▸ REQUIREMENTS:
Return the number of lines that include the string "angle", without any other text.

▸ AVAILABLE RECORDS:
>> START
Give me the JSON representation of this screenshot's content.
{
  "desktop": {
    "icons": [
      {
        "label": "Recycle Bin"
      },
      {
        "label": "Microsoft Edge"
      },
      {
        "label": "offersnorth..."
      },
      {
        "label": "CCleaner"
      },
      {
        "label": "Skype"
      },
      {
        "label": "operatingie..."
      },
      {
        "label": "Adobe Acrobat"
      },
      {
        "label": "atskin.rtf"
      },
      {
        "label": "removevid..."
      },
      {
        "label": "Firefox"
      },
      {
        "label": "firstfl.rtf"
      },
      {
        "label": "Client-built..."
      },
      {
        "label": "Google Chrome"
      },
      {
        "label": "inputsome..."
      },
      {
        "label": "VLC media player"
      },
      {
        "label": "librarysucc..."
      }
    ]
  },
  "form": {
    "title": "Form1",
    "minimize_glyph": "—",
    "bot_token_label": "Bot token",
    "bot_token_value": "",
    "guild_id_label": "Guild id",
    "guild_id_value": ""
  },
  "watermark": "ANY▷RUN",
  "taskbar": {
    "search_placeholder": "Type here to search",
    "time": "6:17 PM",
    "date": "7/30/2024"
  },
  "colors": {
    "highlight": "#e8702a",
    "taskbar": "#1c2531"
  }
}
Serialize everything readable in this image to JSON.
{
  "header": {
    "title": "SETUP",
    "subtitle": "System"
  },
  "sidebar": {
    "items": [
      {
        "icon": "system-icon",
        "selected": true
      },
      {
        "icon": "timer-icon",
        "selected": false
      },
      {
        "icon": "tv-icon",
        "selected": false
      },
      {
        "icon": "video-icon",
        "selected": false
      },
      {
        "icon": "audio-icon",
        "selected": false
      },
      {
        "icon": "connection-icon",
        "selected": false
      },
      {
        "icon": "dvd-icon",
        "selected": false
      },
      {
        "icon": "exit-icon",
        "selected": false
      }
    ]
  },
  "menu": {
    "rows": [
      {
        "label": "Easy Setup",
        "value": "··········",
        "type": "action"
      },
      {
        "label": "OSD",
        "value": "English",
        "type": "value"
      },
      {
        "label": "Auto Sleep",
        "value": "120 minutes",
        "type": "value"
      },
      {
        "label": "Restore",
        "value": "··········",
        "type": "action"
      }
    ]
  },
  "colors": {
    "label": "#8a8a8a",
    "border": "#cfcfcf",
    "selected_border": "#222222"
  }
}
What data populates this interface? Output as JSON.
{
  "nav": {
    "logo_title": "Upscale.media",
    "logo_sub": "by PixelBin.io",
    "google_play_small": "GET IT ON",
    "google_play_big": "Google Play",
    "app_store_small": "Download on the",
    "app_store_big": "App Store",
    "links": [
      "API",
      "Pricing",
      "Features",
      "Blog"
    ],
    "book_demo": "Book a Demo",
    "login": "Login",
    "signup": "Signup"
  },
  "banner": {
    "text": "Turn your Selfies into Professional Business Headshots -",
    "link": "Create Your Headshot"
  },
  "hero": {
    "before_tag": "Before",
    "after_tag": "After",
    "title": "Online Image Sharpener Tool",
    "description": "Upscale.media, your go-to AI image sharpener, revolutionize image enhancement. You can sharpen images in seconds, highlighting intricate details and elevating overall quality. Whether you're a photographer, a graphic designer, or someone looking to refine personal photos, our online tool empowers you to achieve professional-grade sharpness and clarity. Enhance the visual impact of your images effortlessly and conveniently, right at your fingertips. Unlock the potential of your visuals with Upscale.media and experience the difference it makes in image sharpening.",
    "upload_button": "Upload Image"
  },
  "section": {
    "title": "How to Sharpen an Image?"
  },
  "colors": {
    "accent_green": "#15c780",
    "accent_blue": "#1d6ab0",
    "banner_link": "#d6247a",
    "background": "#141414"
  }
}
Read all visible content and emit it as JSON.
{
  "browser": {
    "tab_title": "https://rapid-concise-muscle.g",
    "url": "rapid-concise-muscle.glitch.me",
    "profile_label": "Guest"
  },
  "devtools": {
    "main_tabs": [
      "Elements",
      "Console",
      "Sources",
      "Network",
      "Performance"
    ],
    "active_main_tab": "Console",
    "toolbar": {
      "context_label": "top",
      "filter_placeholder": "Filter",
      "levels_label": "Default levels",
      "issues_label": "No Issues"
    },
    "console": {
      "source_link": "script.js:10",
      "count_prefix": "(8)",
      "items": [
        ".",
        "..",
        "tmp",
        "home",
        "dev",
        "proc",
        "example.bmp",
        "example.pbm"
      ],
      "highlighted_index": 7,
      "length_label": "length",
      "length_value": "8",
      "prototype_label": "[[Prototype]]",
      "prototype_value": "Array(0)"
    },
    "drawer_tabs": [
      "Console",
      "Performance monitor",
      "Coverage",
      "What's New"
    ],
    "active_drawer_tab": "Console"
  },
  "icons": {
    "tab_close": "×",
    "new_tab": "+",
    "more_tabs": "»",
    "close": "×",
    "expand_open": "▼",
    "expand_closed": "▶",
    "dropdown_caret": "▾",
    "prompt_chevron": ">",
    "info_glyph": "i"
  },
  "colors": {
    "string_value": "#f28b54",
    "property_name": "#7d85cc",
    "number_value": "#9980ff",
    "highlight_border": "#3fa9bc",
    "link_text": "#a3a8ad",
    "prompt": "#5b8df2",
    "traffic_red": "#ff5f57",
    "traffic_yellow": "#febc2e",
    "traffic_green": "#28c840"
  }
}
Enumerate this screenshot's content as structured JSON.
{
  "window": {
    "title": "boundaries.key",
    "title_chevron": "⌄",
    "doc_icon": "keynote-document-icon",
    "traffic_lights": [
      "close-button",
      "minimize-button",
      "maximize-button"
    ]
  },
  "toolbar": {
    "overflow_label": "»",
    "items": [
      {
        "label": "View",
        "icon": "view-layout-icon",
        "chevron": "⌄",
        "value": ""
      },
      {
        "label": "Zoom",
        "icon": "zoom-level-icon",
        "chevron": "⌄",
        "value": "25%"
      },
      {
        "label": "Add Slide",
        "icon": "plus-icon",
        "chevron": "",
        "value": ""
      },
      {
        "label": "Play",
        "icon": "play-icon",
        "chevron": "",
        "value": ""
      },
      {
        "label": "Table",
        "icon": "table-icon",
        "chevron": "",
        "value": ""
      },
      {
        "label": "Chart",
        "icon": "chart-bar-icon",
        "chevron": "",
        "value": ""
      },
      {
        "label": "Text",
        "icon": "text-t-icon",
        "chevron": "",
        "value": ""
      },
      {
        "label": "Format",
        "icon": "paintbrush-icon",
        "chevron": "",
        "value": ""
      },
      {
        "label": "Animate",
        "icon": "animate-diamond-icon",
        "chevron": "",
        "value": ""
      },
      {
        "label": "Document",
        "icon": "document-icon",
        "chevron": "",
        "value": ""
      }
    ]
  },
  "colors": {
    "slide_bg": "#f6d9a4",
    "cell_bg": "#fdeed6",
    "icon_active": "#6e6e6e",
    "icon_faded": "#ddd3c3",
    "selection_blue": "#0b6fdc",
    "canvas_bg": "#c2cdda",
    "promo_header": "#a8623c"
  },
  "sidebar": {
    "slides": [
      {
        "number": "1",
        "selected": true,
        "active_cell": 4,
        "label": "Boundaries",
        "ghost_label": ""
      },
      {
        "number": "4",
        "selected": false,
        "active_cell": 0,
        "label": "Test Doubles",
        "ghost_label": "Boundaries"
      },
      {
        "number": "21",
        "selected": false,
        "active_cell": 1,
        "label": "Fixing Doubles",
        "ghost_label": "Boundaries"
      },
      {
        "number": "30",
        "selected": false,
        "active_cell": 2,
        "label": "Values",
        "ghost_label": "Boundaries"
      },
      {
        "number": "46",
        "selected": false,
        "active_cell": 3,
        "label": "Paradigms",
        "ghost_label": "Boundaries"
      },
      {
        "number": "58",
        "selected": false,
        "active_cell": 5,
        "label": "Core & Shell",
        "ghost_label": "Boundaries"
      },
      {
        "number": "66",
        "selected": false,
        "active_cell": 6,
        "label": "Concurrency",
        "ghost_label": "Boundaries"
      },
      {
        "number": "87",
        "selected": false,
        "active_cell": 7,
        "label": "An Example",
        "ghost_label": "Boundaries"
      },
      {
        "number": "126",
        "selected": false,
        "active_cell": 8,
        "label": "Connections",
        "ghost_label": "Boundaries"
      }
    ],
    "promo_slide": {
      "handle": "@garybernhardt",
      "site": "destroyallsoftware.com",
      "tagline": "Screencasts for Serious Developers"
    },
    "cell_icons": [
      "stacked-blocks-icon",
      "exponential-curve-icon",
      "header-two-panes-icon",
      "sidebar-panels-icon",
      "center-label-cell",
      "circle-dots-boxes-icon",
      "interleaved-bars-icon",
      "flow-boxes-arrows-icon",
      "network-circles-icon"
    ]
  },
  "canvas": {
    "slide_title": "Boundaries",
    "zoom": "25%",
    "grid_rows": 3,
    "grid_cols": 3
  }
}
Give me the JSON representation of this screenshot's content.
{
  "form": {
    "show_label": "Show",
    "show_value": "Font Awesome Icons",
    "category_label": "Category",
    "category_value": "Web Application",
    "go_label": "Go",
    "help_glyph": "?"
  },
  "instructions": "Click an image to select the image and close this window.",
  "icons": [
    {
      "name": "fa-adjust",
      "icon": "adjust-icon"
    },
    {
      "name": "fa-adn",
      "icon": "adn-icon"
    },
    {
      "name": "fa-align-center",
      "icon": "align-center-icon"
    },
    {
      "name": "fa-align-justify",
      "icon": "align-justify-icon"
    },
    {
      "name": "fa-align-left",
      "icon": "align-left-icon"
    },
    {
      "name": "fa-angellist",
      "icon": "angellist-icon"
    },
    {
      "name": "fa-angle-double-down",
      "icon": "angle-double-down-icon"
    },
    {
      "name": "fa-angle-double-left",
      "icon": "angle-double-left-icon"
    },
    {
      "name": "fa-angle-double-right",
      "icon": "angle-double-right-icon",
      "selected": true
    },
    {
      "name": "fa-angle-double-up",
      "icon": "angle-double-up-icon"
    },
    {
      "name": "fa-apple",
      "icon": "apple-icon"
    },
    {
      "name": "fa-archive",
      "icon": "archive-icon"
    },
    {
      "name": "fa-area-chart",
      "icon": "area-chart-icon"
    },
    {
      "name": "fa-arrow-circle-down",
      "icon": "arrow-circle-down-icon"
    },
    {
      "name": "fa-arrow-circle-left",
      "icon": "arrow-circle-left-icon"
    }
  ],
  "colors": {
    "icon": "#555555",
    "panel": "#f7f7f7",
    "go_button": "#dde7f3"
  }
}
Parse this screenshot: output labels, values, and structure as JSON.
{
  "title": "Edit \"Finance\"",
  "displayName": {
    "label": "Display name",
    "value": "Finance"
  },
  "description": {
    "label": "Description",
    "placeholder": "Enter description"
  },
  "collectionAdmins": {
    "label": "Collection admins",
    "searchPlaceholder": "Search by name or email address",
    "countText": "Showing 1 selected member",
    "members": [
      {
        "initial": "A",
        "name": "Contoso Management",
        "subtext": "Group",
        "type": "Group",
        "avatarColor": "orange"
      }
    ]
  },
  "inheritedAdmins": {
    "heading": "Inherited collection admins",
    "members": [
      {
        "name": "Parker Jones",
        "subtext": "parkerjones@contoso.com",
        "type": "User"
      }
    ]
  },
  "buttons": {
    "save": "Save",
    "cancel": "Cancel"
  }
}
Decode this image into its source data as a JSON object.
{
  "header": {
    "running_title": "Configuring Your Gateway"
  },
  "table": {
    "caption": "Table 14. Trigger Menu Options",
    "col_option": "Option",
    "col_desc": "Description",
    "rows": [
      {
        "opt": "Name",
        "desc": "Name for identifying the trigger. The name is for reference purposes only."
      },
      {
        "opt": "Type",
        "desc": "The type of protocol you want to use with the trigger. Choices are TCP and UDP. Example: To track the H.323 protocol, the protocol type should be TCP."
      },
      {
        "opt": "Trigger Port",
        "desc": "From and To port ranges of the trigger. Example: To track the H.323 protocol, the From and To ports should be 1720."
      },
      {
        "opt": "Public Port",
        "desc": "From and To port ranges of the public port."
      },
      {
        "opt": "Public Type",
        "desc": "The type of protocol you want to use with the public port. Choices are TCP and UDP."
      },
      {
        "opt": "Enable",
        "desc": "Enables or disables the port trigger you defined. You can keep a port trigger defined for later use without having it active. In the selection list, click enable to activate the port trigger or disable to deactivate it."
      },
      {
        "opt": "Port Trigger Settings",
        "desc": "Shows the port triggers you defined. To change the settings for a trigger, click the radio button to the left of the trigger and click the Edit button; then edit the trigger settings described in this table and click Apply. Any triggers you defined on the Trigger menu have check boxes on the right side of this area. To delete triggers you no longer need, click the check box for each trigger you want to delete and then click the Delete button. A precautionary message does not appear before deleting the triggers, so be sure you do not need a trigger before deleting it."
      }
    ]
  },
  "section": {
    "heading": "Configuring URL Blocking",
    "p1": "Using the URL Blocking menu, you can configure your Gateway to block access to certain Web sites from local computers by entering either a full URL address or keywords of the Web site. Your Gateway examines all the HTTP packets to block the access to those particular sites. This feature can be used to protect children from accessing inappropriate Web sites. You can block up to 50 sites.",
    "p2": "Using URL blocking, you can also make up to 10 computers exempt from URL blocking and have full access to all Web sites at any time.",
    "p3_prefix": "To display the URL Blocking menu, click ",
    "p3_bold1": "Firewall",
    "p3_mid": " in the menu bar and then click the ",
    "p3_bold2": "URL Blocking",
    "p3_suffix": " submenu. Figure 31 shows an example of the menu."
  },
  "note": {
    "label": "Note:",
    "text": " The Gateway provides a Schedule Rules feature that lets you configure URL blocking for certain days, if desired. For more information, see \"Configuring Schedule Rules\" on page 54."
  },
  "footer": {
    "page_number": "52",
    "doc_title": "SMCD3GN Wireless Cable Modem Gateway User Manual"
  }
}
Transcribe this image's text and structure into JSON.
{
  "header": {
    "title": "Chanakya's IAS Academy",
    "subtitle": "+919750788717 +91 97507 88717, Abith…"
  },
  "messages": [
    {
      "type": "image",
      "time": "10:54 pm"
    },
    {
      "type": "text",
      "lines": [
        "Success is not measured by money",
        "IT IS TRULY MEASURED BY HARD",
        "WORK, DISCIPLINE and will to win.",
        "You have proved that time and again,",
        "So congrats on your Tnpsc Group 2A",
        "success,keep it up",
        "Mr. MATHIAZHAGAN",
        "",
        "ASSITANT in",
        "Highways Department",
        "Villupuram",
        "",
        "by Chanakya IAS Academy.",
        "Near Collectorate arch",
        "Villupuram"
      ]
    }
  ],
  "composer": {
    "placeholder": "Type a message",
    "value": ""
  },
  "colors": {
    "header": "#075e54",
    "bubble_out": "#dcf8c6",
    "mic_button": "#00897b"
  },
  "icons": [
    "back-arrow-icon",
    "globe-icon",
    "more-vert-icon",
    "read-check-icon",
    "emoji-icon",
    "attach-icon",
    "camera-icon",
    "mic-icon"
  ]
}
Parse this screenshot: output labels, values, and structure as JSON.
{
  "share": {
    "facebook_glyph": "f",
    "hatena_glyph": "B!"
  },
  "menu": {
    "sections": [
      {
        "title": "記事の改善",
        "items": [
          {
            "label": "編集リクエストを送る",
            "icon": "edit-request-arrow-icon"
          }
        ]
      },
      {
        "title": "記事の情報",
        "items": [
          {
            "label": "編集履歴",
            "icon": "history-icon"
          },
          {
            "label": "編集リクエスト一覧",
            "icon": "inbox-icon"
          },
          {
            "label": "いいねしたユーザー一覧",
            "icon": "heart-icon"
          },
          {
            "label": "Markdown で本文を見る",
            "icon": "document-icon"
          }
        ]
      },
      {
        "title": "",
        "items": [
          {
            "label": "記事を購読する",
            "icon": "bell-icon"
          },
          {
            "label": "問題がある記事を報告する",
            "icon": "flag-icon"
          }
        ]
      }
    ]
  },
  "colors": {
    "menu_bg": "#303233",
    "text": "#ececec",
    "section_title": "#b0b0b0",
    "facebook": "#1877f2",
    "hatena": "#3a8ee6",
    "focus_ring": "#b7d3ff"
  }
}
>> END
▸ EXERCISE RESPONSE:
8